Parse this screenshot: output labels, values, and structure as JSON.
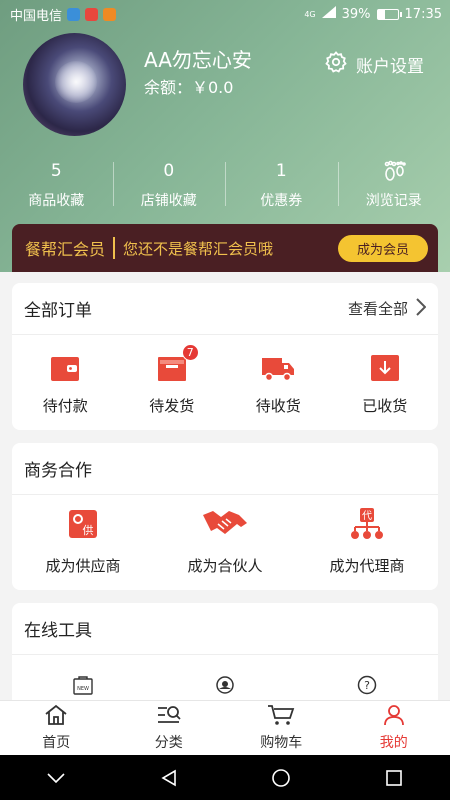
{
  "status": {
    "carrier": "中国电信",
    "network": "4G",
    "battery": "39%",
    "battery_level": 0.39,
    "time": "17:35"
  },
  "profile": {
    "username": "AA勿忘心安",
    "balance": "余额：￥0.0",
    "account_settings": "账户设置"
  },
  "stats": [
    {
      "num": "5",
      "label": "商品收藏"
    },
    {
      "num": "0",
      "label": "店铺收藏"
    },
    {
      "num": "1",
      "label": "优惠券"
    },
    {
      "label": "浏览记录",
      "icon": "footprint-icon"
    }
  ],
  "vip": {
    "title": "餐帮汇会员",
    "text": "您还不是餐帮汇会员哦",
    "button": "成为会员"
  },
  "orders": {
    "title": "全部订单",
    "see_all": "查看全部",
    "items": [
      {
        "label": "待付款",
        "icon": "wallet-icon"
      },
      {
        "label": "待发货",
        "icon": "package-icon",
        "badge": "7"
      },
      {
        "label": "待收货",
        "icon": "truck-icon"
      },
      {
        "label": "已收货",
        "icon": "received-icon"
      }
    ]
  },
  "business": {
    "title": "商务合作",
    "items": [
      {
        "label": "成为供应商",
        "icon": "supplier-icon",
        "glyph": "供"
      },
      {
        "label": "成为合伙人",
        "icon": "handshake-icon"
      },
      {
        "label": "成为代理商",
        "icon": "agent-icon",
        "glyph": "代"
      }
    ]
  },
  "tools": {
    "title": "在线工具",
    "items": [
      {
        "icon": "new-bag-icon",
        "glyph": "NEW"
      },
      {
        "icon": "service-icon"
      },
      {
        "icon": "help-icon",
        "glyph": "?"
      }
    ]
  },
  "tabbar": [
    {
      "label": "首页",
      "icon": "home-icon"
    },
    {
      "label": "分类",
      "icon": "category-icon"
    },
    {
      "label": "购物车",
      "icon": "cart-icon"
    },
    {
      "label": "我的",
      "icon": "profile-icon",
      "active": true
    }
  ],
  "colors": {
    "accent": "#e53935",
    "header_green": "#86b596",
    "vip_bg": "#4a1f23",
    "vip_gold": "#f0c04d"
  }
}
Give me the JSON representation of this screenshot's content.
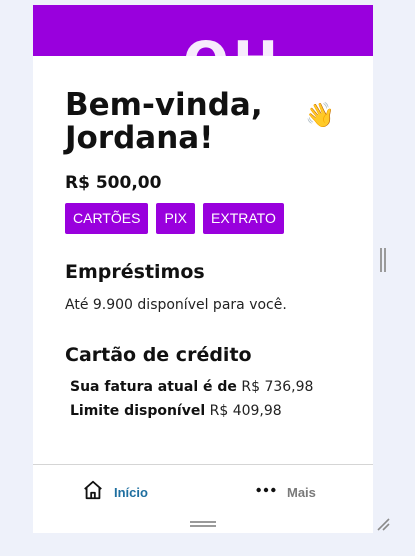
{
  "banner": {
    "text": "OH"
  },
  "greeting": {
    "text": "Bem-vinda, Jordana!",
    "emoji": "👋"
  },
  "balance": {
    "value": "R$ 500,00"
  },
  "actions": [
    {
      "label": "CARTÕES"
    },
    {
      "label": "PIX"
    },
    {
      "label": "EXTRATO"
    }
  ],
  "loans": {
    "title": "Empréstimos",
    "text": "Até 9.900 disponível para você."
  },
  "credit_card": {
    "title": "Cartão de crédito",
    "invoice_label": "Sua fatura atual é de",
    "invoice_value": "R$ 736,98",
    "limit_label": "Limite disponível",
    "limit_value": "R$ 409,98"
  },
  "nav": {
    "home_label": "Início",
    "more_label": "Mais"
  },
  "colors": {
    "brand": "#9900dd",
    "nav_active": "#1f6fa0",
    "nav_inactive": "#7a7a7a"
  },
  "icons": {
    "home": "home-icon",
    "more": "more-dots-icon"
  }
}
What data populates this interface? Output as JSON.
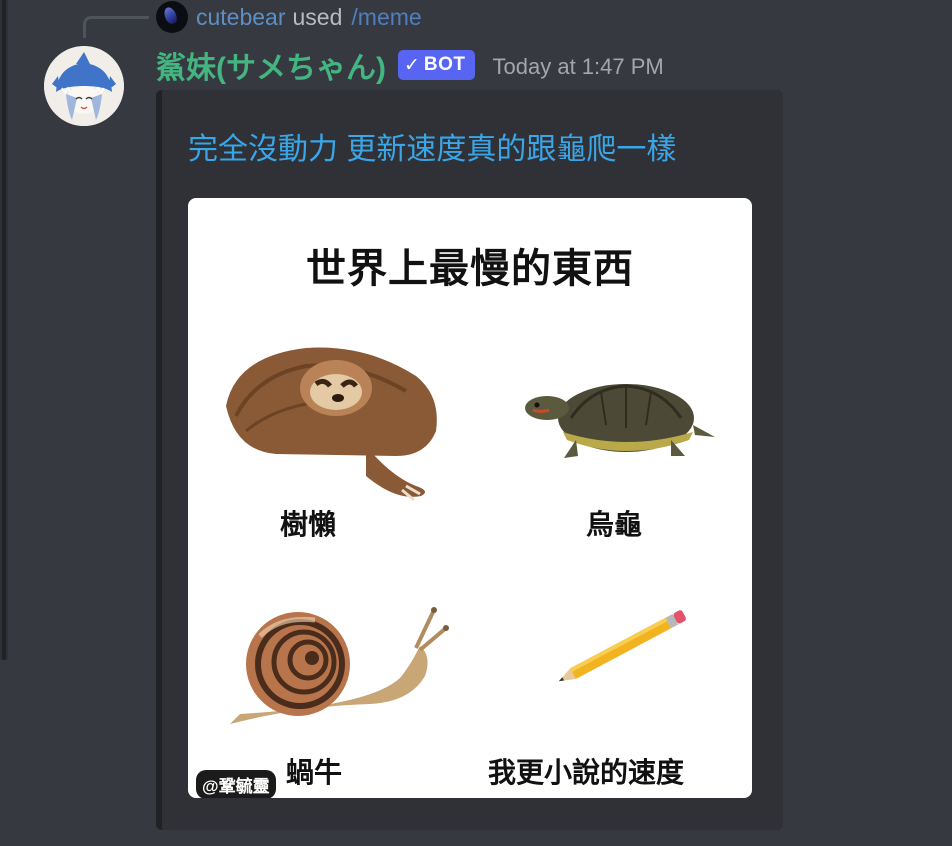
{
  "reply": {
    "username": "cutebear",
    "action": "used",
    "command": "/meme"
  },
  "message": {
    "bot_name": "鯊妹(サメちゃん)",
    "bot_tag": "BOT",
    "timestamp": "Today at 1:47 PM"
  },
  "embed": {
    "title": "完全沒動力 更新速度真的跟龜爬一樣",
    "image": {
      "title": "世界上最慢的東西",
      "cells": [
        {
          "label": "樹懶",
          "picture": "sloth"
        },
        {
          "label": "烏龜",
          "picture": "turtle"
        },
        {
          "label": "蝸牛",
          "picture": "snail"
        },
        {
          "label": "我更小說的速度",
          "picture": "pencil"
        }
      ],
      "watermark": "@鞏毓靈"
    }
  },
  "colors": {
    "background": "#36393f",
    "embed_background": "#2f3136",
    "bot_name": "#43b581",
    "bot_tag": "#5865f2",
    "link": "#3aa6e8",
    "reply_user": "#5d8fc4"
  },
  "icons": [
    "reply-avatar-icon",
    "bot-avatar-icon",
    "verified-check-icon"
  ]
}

=====

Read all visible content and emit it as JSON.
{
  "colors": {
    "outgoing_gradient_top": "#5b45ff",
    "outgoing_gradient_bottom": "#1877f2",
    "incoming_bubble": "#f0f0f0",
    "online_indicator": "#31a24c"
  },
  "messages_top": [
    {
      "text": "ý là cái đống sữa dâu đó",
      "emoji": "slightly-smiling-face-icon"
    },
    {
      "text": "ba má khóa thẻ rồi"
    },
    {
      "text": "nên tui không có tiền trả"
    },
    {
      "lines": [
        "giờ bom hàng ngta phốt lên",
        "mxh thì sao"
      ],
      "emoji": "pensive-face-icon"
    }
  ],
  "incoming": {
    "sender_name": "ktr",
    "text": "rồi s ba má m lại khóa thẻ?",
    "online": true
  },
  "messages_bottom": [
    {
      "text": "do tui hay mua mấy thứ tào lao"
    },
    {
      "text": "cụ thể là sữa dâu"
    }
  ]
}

=====

◆ Your goal
Provide only the count of lines in the material above that hold the word "picture".

◆ Exercise solution
4